Task objective:
Retype the complete listing exactly as it appears.

Records contained in a dataset
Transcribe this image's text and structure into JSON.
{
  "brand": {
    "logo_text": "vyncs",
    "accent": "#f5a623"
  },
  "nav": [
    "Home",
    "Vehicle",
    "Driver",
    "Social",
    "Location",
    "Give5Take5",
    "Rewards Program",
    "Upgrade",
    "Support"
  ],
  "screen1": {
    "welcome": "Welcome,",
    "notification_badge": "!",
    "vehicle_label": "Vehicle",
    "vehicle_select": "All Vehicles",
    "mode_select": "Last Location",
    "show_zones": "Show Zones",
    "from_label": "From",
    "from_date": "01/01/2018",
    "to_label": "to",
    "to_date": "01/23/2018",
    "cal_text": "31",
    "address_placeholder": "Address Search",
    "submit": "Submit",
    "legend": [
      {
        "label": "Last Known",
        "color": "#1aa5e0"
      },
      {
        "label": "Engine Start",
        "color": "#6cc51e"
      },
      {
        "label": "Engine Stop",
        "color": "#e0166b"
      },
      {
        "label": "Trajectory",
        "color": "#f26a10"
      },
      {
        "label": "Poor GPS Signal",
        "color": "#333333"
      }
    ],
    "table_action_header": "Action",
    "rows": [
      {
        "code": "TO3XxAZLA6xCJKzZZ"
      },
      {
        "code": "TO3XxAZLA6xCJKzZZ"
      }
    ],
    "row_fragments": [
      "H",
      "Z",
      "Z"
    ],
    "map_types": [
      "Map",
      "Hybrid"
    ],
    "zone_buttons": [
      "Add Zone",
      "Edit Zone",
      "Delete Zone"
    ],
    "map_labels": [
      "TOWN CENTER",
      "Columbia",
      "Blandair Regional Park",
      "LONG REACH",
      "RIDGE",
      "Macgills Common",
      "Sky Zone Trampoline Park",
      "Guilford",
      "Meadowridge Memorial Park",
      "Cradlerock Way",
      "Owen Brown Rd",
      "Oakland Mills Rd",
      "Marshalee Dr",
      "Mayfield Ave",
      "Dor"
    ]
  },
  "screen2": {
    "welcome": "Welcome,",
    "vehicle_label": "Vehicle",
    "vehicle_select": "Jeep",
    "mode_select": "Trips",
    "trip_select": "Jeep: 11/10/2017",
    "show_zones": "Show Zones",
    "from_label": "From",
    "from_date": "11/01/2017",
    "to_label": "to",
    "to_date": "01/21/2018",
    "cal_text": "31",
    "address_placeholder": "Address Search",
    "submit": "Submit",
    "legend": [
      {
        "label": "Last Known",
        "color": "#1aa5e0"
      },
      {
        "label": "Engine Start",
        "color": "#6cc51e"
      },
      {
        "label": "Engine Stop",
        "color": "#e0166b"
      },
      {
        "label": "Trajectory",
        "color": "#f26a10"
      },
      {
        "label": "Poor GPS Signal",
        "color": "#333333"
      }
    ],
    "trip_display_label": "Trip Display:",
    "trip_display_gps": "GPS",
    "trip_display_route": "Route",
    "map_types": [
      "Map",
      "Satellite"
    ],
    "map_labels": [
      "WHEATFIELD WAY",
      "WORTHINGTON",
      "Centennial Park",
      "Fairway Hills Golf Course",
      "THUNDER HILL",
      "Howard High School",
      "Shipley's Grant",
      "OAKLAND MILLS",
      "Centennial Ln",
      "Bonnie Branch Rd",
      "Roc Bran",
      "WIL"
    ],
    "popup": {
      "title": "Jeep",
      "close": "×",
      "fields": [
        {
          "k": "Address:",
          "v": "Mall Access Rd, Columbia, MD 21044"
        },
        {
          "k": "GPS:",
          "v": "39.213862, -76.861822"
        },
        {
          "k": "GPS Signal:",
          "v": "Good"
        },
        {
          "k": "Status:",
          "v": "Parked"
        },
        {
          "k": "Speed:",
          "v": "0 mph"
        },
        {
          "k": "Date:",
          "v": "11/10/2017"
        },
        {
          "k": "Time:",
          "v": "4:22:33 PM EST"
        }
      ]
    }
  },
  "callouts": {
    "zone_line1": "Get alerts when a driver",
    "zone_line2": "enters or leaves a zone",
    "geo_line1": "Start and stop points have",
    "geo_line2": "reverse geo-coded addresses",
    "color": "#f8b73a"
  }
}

Right answer:
Transcribe this image's text and structure into JSON.
{
  "brand": {
    "logo_text": "vyncs",
    "accent": "#f5a623"
  },
  "nav": [
    "Home",
    "Vehicle",
    "Driver",
    "Social",
    "Location",
    "Give5Take5",
    "Rewards Program",
    "Upgrade",
    "Support"
  ],
  "screen1": {
    "welcome": "Welcome,",
    "notification_badge": "!",
    "vehicle_label": "Vehicle",
    "vehicle_select": "All Vehicles",
    "mode_select": "Last Location",
    "show_zones": "Show Zones",
    "from_label": "From",
    "from_date": "01/01/2018",
    "to_label": "to",
    "to_date": "01/23/2018",
    "cal_text": "31",
    "address_placeholder": "Address Search",
    "submit": "Submit",
    "legend": [
      {
        "label": "Last Known",
        "color": "#1aa5e0"
      },
      {
        "label": "Engine Start",
        "color": "#6cc51e"
      },
      {
        "label": "Engine Stop",
        "color": "#e0166b"
      },
      {
        "label": "Trajectory",
        "color": "#f26a10"
      },
      {
        "label": "Poor GPS Signal",
        "color": "#333333"
      }
    ],
    "table_action_header": "Action",
    "rows": [
      {
        "code": "TO3XxAZLA6xCJKzZZ"
      },
      {
        "code": "TO3XxAZLA6xCJKzZZ"
      }
    ],
    "row_fragments": [
      "H",
      "Z",
      "Z"
    ],
    "map_types": [
      "Map",
      "Hybrid"
    ],
    "zone_buttons": [
      "Add Zone",
      "Edit Zone",
      "Delete Zone"
    ],
    "map_labels": [
      "TOWN CENTER",
      "Columbia",
      "Blandair Regional Park",
      "LONG REACH",
      "RIDGE",
      "Macgills Common",
      "Sky Zone Trampoline Park",
      "Guilford",
      "Meadowridge Memorial Park",
      "Cradlerock Way",
      "Owen Brown Rd",
      "Oakland Mills Rd",
      "Marshalee Dr",
      "Mayfield Ave",
      "Dor"
    ]
  },
  "screen2": {
    "welcome": "Welcome,",
    "vehicle_label": "Vehicle",
    "vehicle_select": "Jeep",
    "mode_select": "Trips",
    "trip_select": "Jeep: 11/10/2017",
    "show_zones": "Show Zones",
    "from_label": "From",
    "from_date": "11/01/2017",
    "to_label": "to",
    "to_date": "01/21/2018",
    "cal_text": "31",
    "address_placeholder": "Address Search",
    "submit": "Submit",
    "legend": [
      {
        "label": "Last Known",
        "color": "#1aa5e0"
      },
      {
        "label": "Engine Start",
        "color": "#6cc51e"
      },
      {
        "label": "Engine Stop",
        "color": "#e0166b"
      },
      {
        "label": "Trajectory",
        "color": "#f26a10"
      },
      {
        "label": "Poor GPS Signal",
        "color": "#333333"
      }
    ],
    "trip_display_label": "Trip Display:",
    "trip_display_gps": "GPS",
    "trip_display_route": "Route",
    "map_types": [
      "Map",
      "Satellite"
    ],
    "map_labels": [
      "WHEATFIELD WAY",
      "WORTHINGTON",
      "Centennial Park",
      "Fairway Hills Golf Course",
      "THUNDER HILL",
      "Howard High School",
      "Shipley's Grant",
      "OAKLAND MILLS",
      "Centennial Ln",
      "Bonnie Branch Rd",
      "Roc Bran",
      "WIL"
    ],
    "popup": {
      "title": "Jeep",
      "close": "×",
      "fields": [
        {
          "k": "Address:",
          "v": "Mall Access Rd, Columbia, MD 21044"
        },
        {
          "k": "GPS:",
          "v": "39.213862, -76.861822"
        },
        {
          "k": "GPS Signal:",
          "v": "Good"
        },
        {
          "k": "Status:",
          "v": "Parked"
        },
        {
          "k": "Speed:",
          "v": "0 mph"
        },
        {
          "k": "Date:",
          "v": "11/10/2017"
        },
        {
          "k": "Time:",
          "v": "4:22:33 PM EST"
        }
      ]
    }
  },
  "callouts": {
    "zone_line1": "Get alerts when a driver",
    "zone_line2": "enters or leaves a zone",
    "geo_line1": "Start and stop points have",
    "geo_line2": "reverse geo-coded addresses",
    "color": "#f8b73a"
  }
}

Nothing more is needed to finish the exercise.